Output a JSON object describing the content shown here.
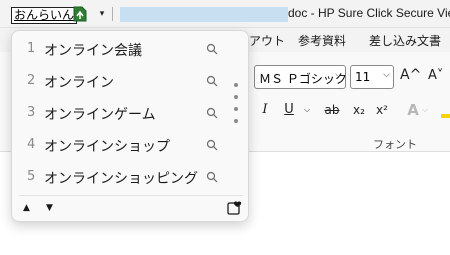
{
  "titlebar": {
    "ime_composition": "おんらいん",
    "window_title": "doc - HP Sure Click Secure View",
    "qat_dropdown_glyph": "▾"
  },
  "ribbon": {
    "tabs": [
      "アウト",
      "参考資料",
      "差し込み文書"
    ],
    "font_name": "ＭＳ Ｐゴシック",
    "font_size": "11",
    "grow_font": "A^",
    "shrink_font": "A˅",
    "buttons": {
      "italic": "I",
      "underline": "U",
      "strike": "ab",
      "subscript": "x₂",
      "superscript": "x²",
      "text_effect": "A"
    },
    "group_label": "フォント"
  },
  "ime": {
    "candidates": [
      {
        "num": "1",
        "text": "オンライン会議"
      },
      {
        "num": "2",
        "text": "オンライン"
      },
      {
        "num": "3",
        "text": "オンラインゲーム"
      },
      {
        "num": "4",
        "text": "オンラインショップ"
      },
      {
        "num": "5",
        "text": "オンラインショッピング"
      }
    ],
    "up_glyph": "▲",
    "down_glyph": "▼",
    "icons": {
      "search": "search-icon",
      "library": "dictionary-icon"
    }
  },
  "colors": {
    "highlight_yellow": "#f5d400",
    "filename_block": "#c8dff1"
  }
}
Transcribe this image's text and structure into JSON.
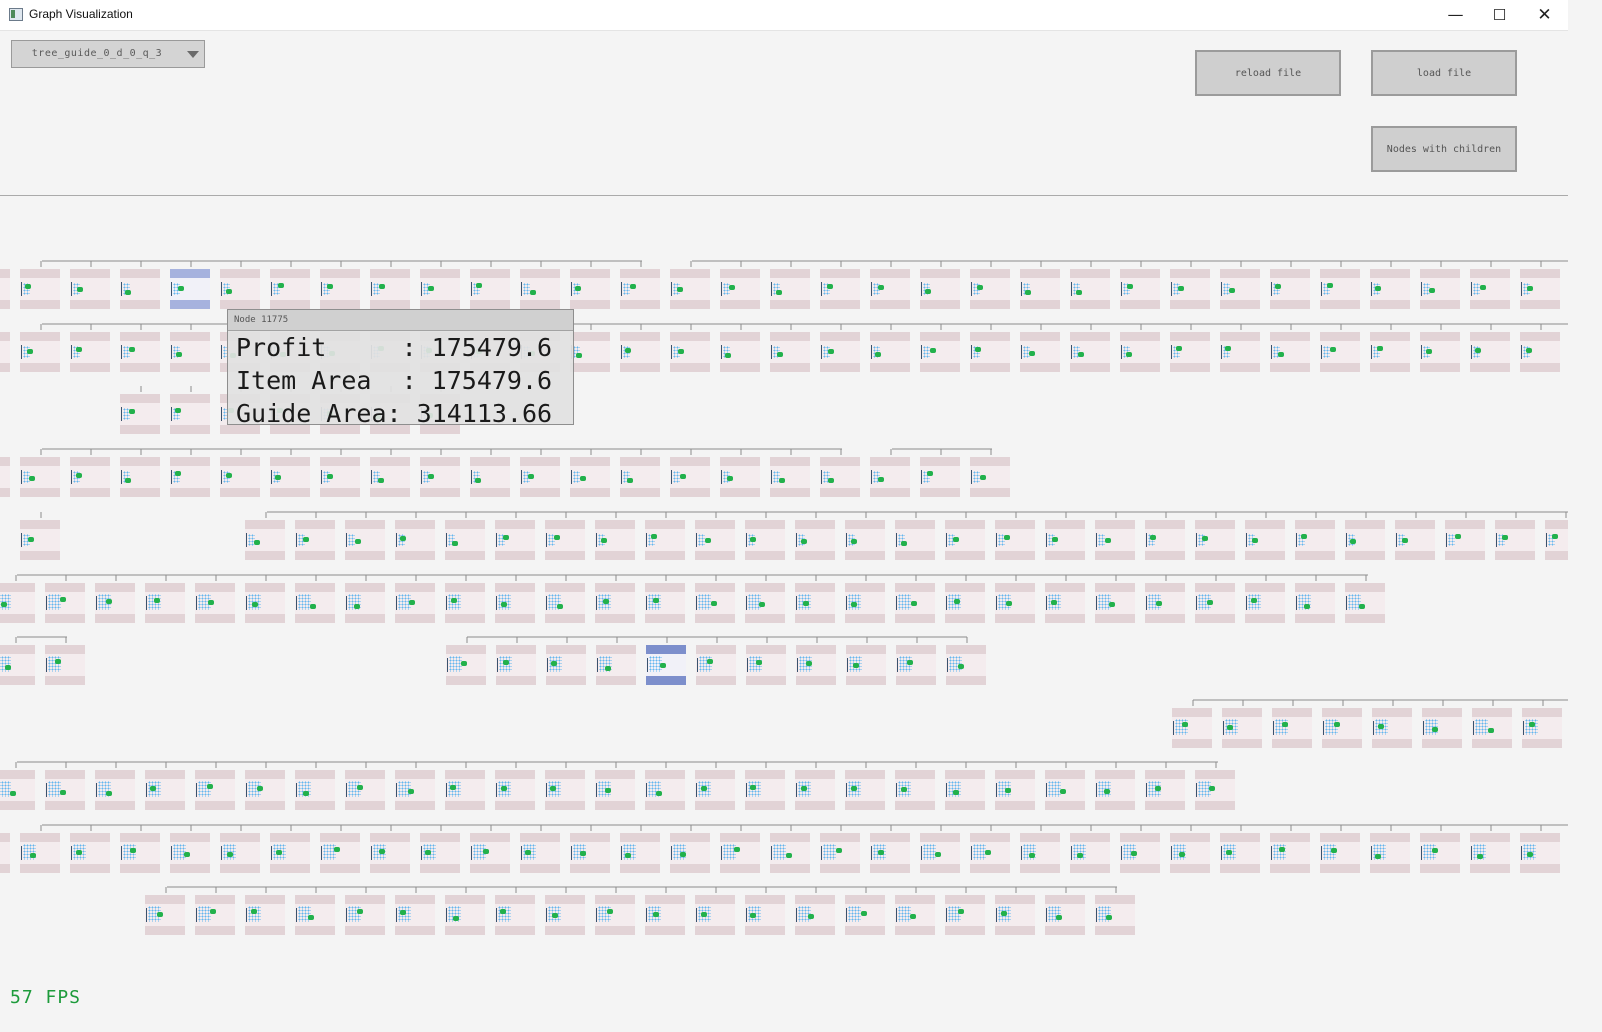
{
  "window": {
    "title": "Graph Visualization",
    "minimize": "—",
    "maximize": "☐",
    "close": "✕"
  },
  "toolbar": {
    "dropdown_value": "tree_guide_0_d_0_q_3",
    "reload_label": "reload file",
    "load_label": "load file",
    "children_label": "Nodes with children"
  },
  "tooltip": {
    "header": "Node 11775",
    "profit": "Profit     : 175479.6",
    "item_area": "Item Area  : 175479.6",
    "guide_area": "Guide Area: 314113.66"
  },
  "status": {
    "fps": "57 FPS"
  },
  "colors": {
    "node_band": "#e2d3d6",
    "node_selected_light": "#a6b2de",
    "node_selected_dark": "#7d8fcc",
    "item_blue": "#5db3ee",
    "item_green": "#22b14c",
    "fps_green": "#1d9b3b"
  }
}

——

### What you should do
Restate the data above word for word. Skip every picture.

### Task result
Output a JSON object describing the content shown here.
{
  "titlebar": {
    "ime_composition": "おんらいん",
    "window_title": "doc - HP Sure Click Secure View",
    "qat_dropdown_glyph": "▾"
  },
  "ribbon": {
    "tabs": [
      "アウト",
      "参考資料",
      "差し込み文書"
    ],
    "font_name": "ＭＳ Ｐゴシック",
    "font_size": "11",
    "grow_font": "A^",
    "shrink_font": "A˅",
    "buttons": {
      "italic": "I",
      "underline": "U",
      "strike": "ab",
      "subscript": "x₂",
      "superscript": "x²",
      "text_effect": "A"
    },
    "group_label": "フォント"
  },
  "ime": {
    "candidates": [
      {
        "num": "1",
        "text": "オンライン会議"
      },
      {
        "num": "2",
        "text": "オンライン"
      },
      {
        "num": "3",
        "text": "オンラインゲーム"
      },
      {
        "num": "4",
        "text": "オンラインショップ"
      },
      {
        "num": "5",
        "text": "オンラインショッピング"
      }
    ],
    "up_glyph": "▲",
    "down_glyph": "▼",
    "icons": {
      "search": "search-icon",
      "library": "dictionary-icon"
    }
  },
  "colors": {
    "highlight_yellow": "#f5d400",
    "filename_block": "#c8dff1"
  }
}
Transcribe this image's text and structure into JSON.
{
  "window": {
    "title": "Graph Visualization",
    "minimize": "—",
    "maximize": "☐",
    "close": "✕"
  },
  "toolbar": {
    "dropdown_value": "tree_guide_0_d_0_q_3",
    "reload_label": "reload file",
    "load_label": "load file",
    "children_label": "Nodes with children"
  },
  "tooltip": {
    "header": "Node 11775",
    "profit": "Profit     : 175479.6",
    "item_area": "Item Area  : 175479.6",
    "guide_area": "Guide Area: 314113.66"
  },
  "status": {
    "fps": "57 FPS"
  },
  "colors": {
    "node_band": "#e2d3d6",
    "node_selected_light": "#a6b2de",
    "node_selected_dark": "#7d8fcc",
    "item_blue": "#5db3ee",
    "item_green": "#22b14c",
    "fps_green": "#1d9b3b"
  }
}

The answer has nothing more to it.